Reproduce the listing below in its entirety. Change nothing.

[start of EXERCISE INPUTS]

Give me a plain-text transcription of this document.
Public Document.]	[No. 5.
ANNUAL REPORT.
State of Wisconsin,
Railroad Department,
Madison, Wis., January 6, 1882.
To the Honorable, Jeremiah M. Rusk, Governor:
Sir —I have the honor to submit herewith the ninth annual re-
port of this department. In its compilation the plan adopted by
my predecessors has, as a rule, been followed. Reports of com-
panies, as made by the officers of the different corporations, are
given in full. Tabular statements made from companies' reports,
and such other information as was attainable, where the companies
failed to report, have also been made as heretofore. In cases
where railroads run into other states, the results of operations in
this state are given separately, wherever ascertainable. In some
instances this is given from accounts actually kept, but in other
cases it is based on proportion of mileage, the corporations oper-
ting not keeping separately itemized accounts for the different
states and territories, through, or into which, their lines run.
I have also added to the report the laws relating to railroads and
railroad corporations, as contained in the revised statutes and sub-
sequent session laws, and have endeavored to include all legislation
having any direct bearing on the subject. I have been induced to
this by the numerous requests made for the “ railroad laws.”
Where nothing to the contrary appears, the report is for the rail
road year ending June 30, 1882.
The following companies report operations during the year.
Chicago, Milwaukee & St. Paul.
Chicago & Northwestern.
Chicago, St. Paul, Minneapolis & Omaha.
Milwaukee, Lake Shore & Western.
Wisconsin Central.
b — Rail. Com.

[end of EXERCISE INPUTS]

* COMPLETE OUTPUT *
Give me a plain-text transcription of this document.
Public Document.]	[No. 5.
ANNUAL REPORT.
State of Wisconsin,
Railroad Department,
Madison, Wis., January 6, 1882.
To the Honorable, Jeremiah M. Rusk, Governor:
Sir —I have the honor to submit herewith the ninth annual re-
port of this department. In its compilation the plan adopted by
my predecessors has, as a rule, been followed. Reports of com-
panies, as made by the officers of the different corporations, are
given in full. Tabular statements made from companies' reports,
and such other information as was attainable, where the companies
failed to report, have also been made as heretofore. In cases
where railroads run into other states, the results of operations in
this state are given separately, wherever ascertainable. In some
instances this is given from accounts actually kept, but in other
cases it is based on proportion of mileage, the corporations oper-
ting not keeping separately itemized accounts for the different
states and territories, through, or into which, their lines run.
I have also added to the report the laws relating to railroads and
railroad corporations, as contained in the revised statutes and sub-
sequent session laws, and have endeavored to include all legislation
having any direct bearing on the subject. I have been induced to
this by the numerous requests made for the “ railroad laws.”
Where nothing to the contrary appears, the report is for the rail
road year ending June 30, 1882.
The following companies report operations during the year.
Chicago, Milwaukee & St. Paul.
Chicago & Northwestern.
Chicago, St. Paul, Minneapolis & Omaha.
Milwaukee, Lake Shore & Western.
Wisconsin Central.
b — Rail. Com.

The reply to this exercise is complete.